(Figure record extracts)
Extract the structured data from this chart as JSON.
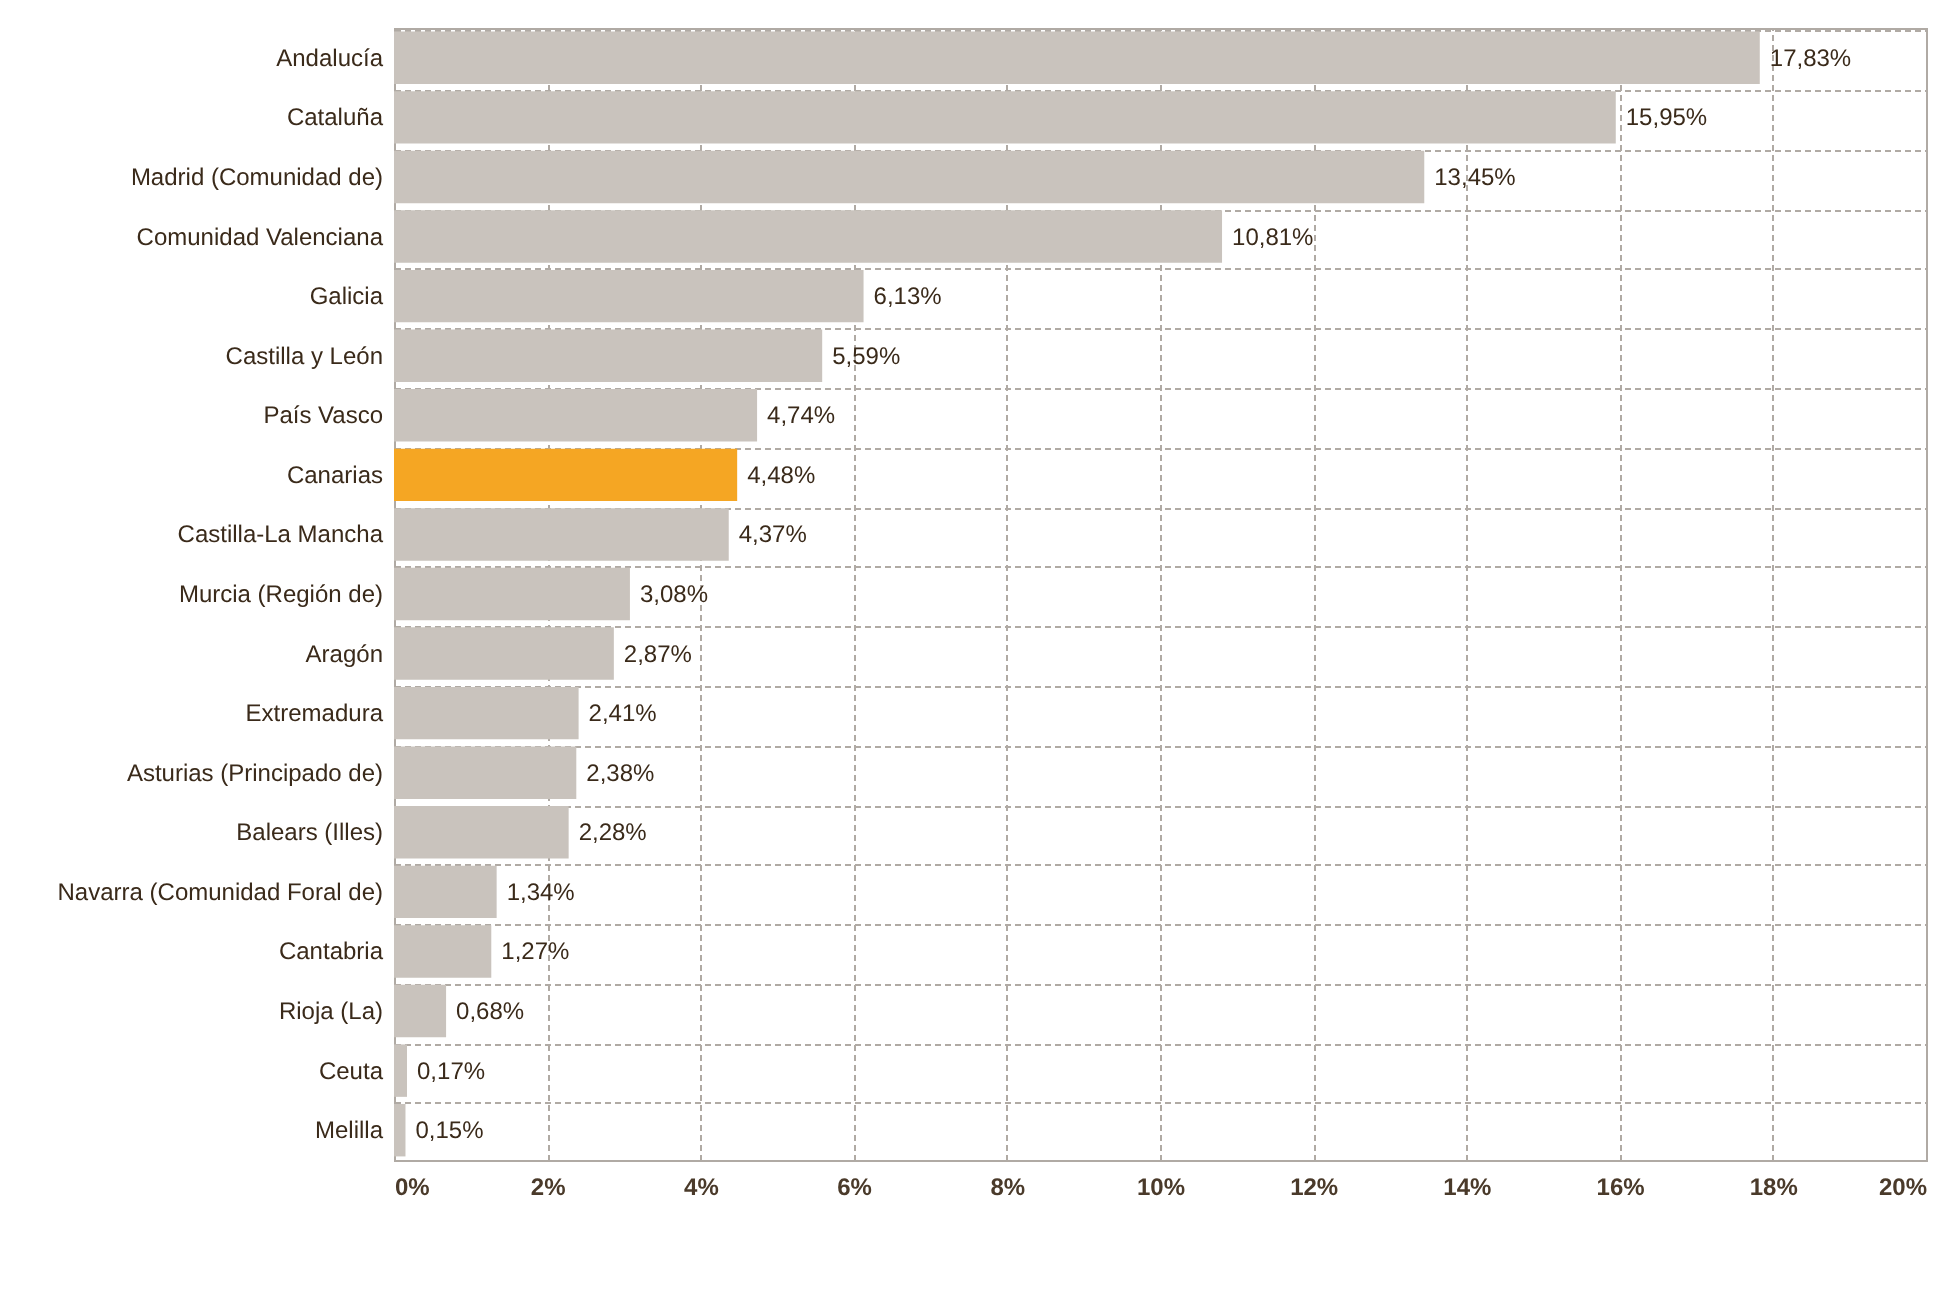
{
  "chart_data": {
    "type": "bar",
    "orientation": "horizontal",
    "categories": [
      "Andalucía",
      "Cataluña",
      "Madrid (Comunidad de)",
      "Comunidad Valenciana",
      "Galicia",
      "Castilla y León",
      "País Vasco",
      "Canarias",
      "Castilla-La Mancha",
      "Murcia (Región de)",
      "Aragón",
      "Extremadura",
      "Asturias (Principado de)",
      "Balears (Illes)",
      "Navarra (Comunidad Foral de)",
      "Cantabria",
      "Rioja (La)",
      "Ceuta",
      "Melilla"
    ],
    "values": [
      17.83,
      15.95,
      13.45,
      10.81,
      6.13,
      5.59,
      4.74,
      4.48,
      4.37,
      3.08,
      2.87,
      2.41,
      2.38,
      2.28,
      1.34,
      1.27,
      0.68,
      0.17,
      0.15
    ],
    "value_labels": [
      "17,83%",
      "15,95%",
      "13,45%",
      "10,81%",
      "6,13%",
      "5,59%",
      "4,74%",
      "4,48%",
      "4,37%",
      "3,08%",
      "2,87%",
      "2,41%",
      "2,38%",
      "2,28%",
      "1,34%",
      "1,27%",
      "0,68%",
      "0,17%",
      "0,15%"
    ],
    "colors": [
      "#c9c3bd",
      "#c9c3bd",
      "#c9c3bd",
      "#c9c3bd",
      "#c9c3bd",
      "#c9c3bd",
      "#c9c3bd",
      "#f5a623",
      "#c9c3bd",
      "#c9c3bd",
      "#c9c3bd",
      "#c9c3bd",
      "#c9c3bd",
      "#c9c3bd",
      "#c9c3bd",
      "#c9c3bd",
      "#c9c3bd",
      "#c9c3bd",
      "#c9c3bd"
    ],
    "xlim": [
      0,
      20
    ],
    "xticks": [
      {
        "value": 0,
        "label": "0%"
      },
      {
        "value": 2,
        "label": "2%"
      },
      {
        "value": 4,
        "label": "4%"
      },
      {
        "value": 6,
        "label": "6%"
      },
      {
        "value": 8,
        "label": "8%"
      },
      {
        "value": 10,
        "label": "10%"
      },
      {
        "value": 12,
        "label": "12%"
      },
      {
        "value": 14,
        "label": "14%"
      },
      {
        "value": 16,
        "label": "16%"
      },
      {
        "value": 18,
        "label": "18%"
      },
      {
        "value": 20,
        "label": "20%"
      }
    ],
    "grid": true
  }
}
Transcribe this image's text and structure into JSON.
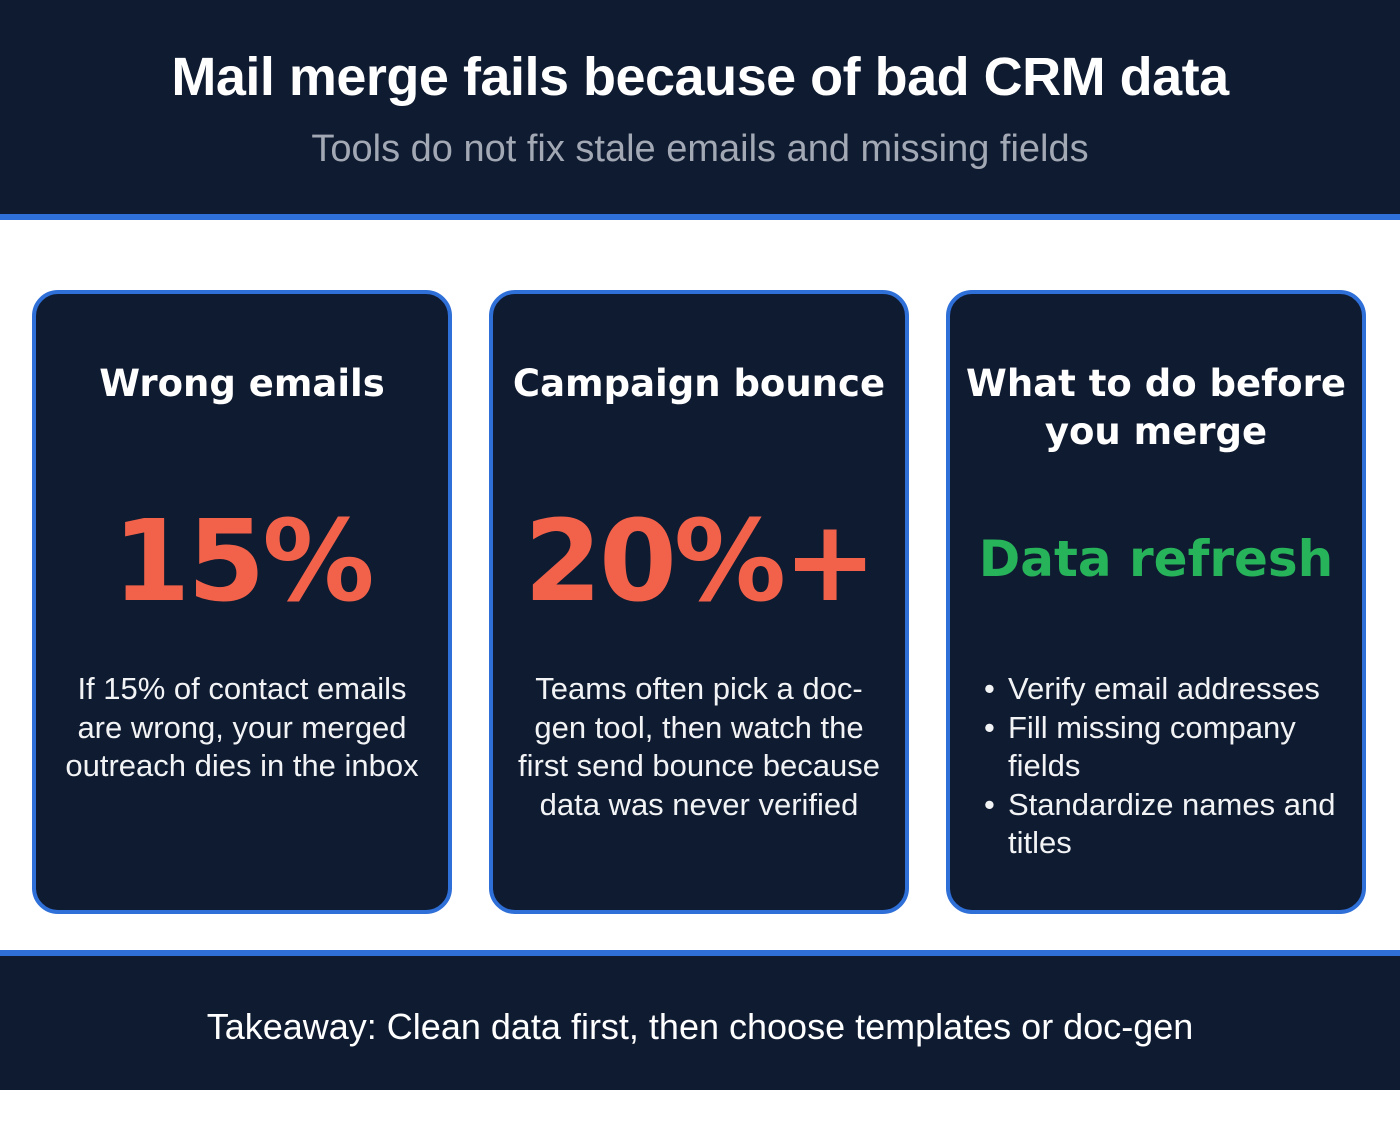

> _Instructions to follow_
Search the listing for the string "Comunidad". Copy each line where it turns up.

> _Reply to the exercise_
      "Madrid (Comunidad de)",
      "Comunidad Valenciana",
      "Navarra (Comunidad Foral de)",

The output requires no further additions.